━━ Working data ━━

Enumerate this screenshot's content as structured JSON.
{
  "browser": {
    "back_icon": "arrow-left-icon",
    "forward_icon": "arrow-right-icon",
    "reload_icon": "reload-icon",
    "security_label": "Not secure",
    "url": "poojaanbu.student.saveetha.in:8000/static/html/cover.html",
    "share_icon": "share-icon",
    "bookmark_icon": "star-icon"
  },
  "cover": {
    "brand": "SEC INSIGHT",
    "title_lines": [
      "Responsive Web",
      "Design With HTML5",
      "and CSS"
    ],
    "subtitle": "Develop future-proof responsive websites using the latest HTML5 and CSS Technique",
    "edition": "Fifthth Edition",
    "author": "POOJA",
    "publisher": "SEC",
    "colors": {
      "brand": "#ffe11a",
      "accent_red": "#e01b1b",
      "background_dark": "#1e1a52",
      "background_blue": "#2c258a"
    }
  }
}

━━━
━━ Working data ━━

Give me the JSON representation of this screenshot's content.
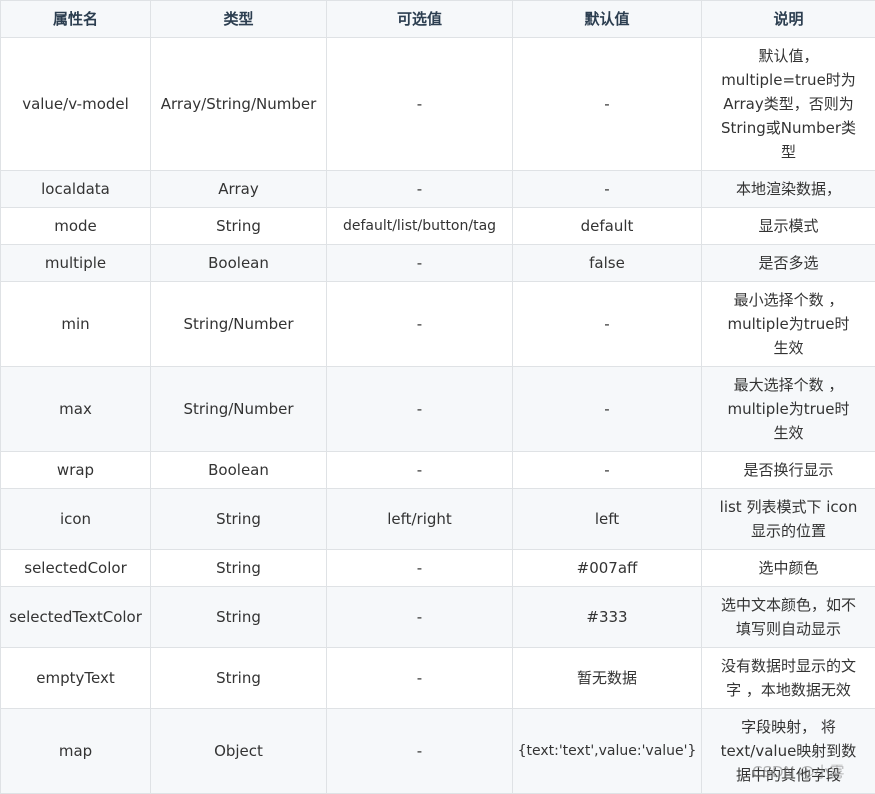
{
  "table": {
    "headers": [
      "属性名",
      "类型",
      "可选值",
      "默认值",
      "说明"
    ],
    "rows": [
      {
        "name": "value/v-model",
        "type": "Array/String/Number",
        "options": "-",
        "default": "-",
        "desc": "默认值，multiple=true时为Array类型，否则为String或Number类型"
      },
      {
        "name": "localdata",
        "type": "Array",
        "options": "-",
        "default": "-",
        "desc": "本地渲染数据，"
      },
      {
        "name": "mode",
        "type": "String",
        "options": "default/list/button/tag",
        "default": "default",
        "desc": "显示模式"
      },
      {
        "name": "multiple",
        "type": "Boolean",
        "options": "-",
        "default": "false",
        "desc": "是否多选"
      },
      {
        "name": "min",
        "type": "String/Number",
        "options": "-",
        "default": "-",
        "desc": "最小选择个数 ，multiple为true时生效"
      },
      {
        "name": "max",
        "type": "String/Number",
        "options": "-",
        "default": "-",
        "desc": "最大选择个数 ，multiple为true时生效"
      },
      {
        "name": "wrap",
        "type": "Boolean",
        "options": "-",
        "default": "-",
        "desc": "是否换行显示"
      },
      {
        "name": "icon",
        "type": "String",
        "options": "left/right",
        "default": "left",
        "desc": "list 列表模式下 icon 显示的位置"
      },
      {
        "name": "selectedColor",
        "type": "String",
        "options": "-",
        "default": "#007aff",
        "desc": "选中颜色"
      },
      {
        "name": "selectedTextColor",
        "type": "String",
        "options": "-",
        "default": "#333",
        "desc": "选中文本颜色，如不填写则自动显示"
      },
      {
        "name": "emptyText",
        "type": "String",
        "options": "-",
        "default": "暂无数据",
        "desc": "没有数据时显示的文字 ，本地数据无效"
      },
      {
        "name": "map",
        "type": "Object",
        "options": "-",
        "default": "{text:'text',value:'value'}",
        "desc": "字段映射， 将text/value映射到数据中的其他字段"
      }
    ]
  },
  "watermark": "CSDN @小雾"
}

━━━

--- Goal ---
Above are some records. Count the lines among them with the word "right", and answer with the number only.

--- Completed exercise ---
2